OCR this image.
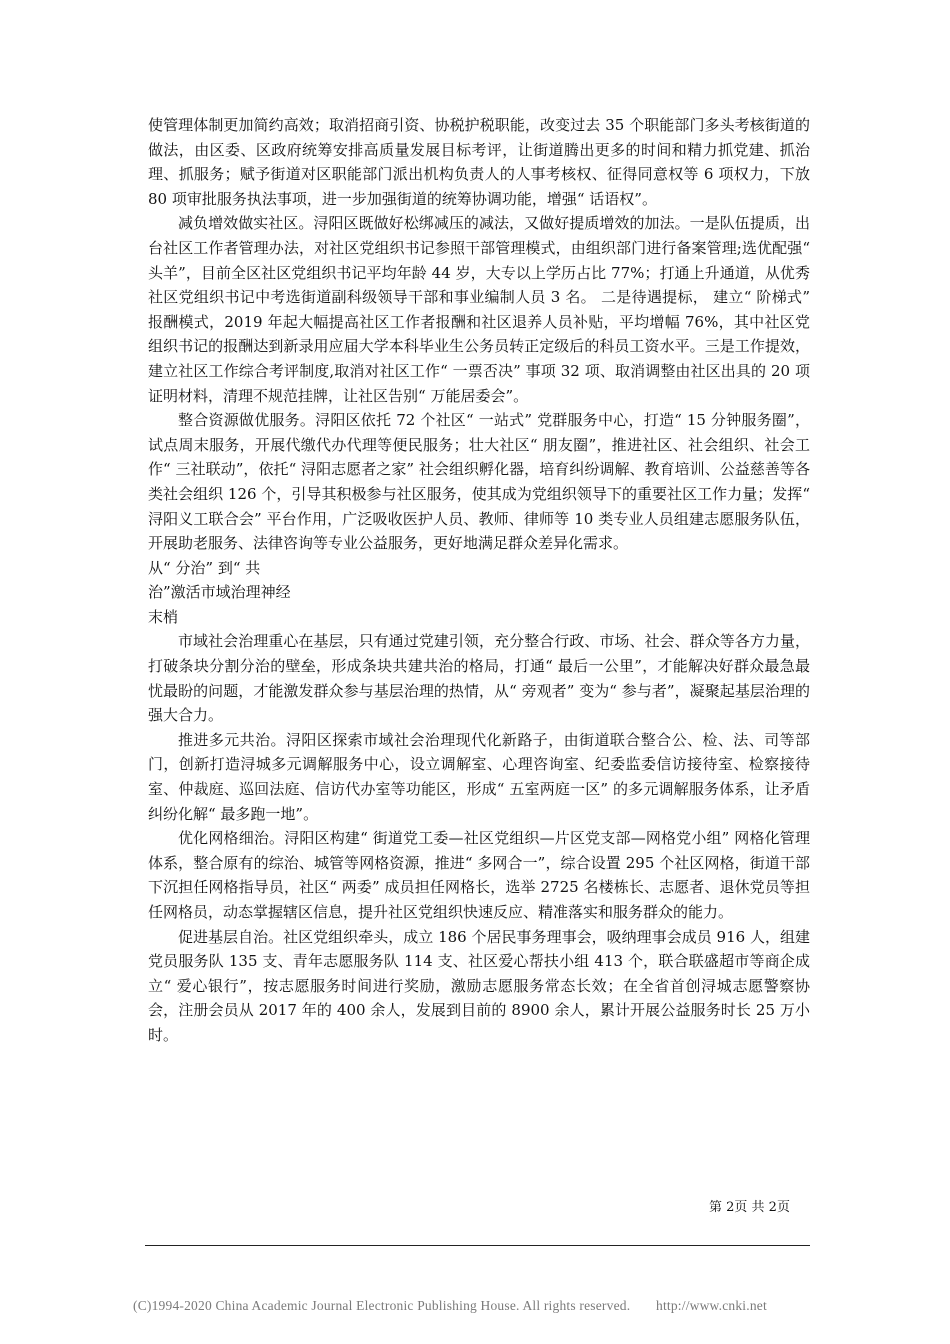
使管理体制更加简约高效；取消招商引资、协税护税职能，改变过去 35 个职能部门多头考核街道的做法，由区委、区政府统筹安排高质量发展目标考评，让街道腾出更多的时间和精力抓党建、抓治理、抓服务；赋予街道对区职能部门派出机构负责人的人事考核权、征得同意权等 6 项权力，下放 80 项审批服务执法事项，进一步加强街道的统筹协调功能，增强“ 话语权”。

减负增效做实社区。浔阳区既做好松绑减压的减法，又做好提质增效的加法。一是队伍提质，出台社区工作者管理办法，对社区党组织书记参照干部管理模式，由组织部门进行备案管理;选优配强“ 头羊”，目前全区社区党组织书记平均年龄 44 岁，大专以上学历占比 77%；打通上升通道，从优秀社区党组织书记中考选街道副科级领导干部和事业编制人员 3 名。 二是待遇提标， 建立“ 阶梯式” 报酬模式，2019 年起大幅提高社区工作者报酬和社区退养人员补贴，平均增幅 76%，其中社区党组织书记的报酬达到新录用应届大学本科毕业生公务员转正定级后的科员工资水平。三是工作提效，建立社区工作综合考评制度,取消对社区工作“ 一票否决” 事项 32 项、取消调整由社区出具的 20 项证明材料，清理不规范挂牌，让社区告别“ 万能居委会”。

整合资源做优服务。浔阳区依托 72 个社区“ 一站式” 党群服务中心，打造“ 15 分钟服务圈”，试点周末服务，开展代缴代办代理等便民服务；壮大社区“ 朋友圈”，推进社区、社会组织、社会工作“ 三社联动”，依托“ 浔阳志愿者之家” 社会组织孵化器，培育纠纷调解、教育培训、公益慈善等各类社会组织 126 个，引导其积极参与社区服务，使其成为党组织领导下的重要社区工作力量；发挥“ 浔阳义工联合会” 平台作用，广泛吸收医护人员、教师、律师等 10 类专业人员组建志愿服务队伍，开展助老服务、法律咨询等专业公益服务，更好地满足群众差异化需求。

从“ 分治” 到“ 共

治”激活市域治理神经

末梢

市域社会治理重心在基层，只有通过党建引领，充分整合行政、市场、社会、群众等各方力量，打破条块分割分治的壁垒，形成条块共建共治的格局，打通“ 最后一公里”，才能解决好群众最急最忧最盼的问题，才能激发群众参与基层治理的热情，从“ 旁观者” 变为“ 参与者”，凝聚起基层治理的强大合力。

推进多元共治。浔阳区探索市域社会治理现代化新路子，由街道联合整合公、检、法、司等部门，创新打造浔城多元调解服务中心，设立调解室、心理咨询室、纪委监委信访接待室、检察接待室、仲裁庭、巡回法庭、信访代办室等功能区，形成“ 五室两庭一区” 的多元调解服务体系，让矛盾纠纷化解“ 最多跑一地”。

优化网格细治。浔阳区构建“ 街道党工委—社区党组织—片区党支部—网格党小组” 网格化管理体系，整合原有的综治、城管等网格资源，推进“ 多网合一”，综合设置 295 个社区网格，街道干部下沉担任网格指导员，社区“ 两委” 成员担任网格长，选举 2725 名楼栋长、志愿者、退休党员等担任网格员，动态掌握辖区信息，提升社区党组织快速反应、精准落实和服务群众的能力。

促进基层自治。社区党组织牵头，成立 186 个居民事务理事会，吸纳理事会成员 916 人，组建党员服务队 135 支、青年志愿服务队 114 支、社区爱心帮扶小组 413 个，联合联盛超市等商企成立“ 爱心银行”，按志愿服务时间进行奖励，激励志愿服务常态长效；在全省首创浔城志愿警察协会，注册会员从 2017 年的 400 余人，发展到目前的 8900 余人，累计开展公益服务时长 25 万小时。

第 2页 共 2页
(C)1994-2020 China Academic Journal Electronic Publishing House. All rights reserved. http://www.cnki.net
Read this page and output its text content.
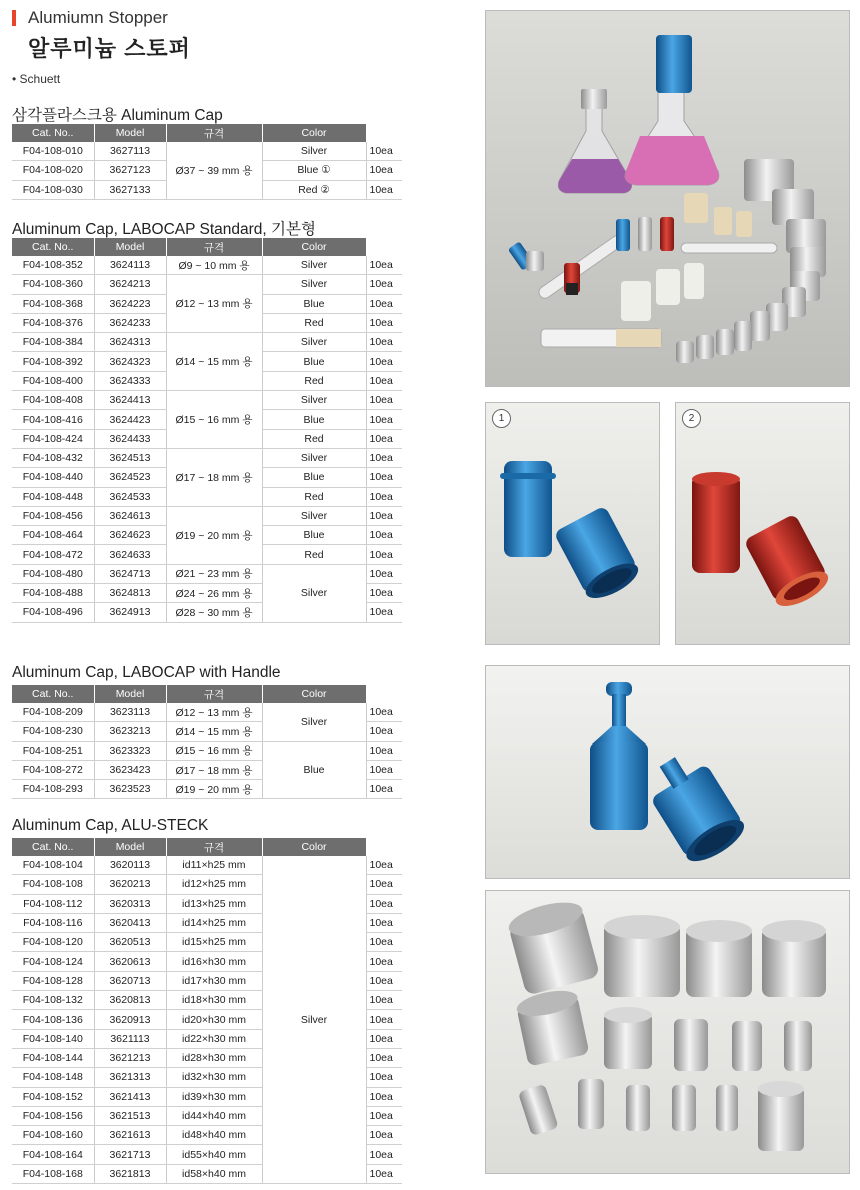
Alumiumn Stopper
알루미늄 스토퍼
• Schuett
삼각플라스크용 Aluminum Cap
Cat. No..	Model	규격	Color	
F04-108-010	3627113	Ø37 ~ 39 mm 용	Silver	10ea
F04-108-020	3627123		Blue ①	10ea
F04-108-030	3627133		Red ②	10ea
Aluminum Cap, LABOCAP Standard, 기본형
Cat. No..	Model	규격	Color	
F04-108-352	3624113	Ø9 ~ 10 mm 용	Silver	10ea
F04-108-360	3624213	Ø12 ~ 13 mm 용	Silver	10ea
F04-108-368	3624223		Blue	10ea
F04-108-376	3624233		Red	10ea
F04-108-384	3624313	Ø14 ~ 15 mm 용	Silver	10ea
F04-108-392	3624323		Blue	10ea
F04-108-400	3624333		Red	10ea
F04-108-408	3624413	Ø15 ~ 16 mm 용	Silver	10ea
F04-108-416	3624423		Blue	10ea
F04-108-424	3624433		Red	10ea
F04-108-432	3624513	Ø17 ~ 18 mm 용	Silver	10ea
F04-108-440	3624523		Blue	10ea
F04-108-448	3624533		Red	10ea
F04-108-456	3624613	Ø19 ~ 20 mm 용	Silver	10ea
F04-108-464	3624623		Blue	10ea
F04-108-472	3624633		Red	10ea
F04-108-480	3624713	Ø21 ~ 23 mm 용	Silver	10ea
F04-108-488	3624813	Ø24 ~ 26 mm 용		10ea
F04-108-496	3624913	Ø28 ~ 30 mm 용		10ea
Aluminum Cap, LABOCAP with Handle
Cat. No..	Model	규격	Color	
F04-108-209	3623113	Ø12 ~ 13 mm 용	Silver	10ea
F04-108-230	3623213	Ø14 ~ 15 mm 용		10ea
F04-108-251	3623323	Ø15 ~ 16 mm 용	Blue	10ea
F04-108-272	3623423	Ø17 ~ 18 mm 용		10ea
F04-108-293	3623523	Ø19 ~ 20 mm 용		10ea
Aluminum Cap, ALU-STECK
Cat. No..	Model	규격	Color	
F04-108-104	3620113	id11×h25 mm	Silver	10ea
F04-108-108	3620213	id12×h25 mm		10ea
F04-108-112	3620313	id13×h25 mm		10ea
F04-108-116	3620413	id14×h25 mm		10ea
F04-108-120	3620513	id15×h25 mm		10ea
F04-108-124	3620613	id16×h30 mm		10ea
F04-108-128	3620713	id17×h30 mm		10ea
F04-108-132	3620813	id18×h30 mm		10ea
F04-108-136	3620913	id20×h30 mm		10ea
F04-108-140	3621113	id22×h30 mm		10ea
F04-108-144	3621213	id28×h30 mm		10ea
F04-108-148	3621313	id32×h30 mm		10ea
F04-108-152	3621413	id39×h30 mm		10ea
F04-108-156	3621513	id44×h40 mm		10ea
F04-108-160	3621613	id48×h40 mm		10ea
F04-108-164	3621713	id55×h40 mm		10ea
F04-108-168	3621813	id58×h40 mm		10ea
1	2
++++
» PROBLEM DETAILS
Work through the records line by line and tally those holding "Blue". Reply with the number alone.

» ANSWER BELOW
7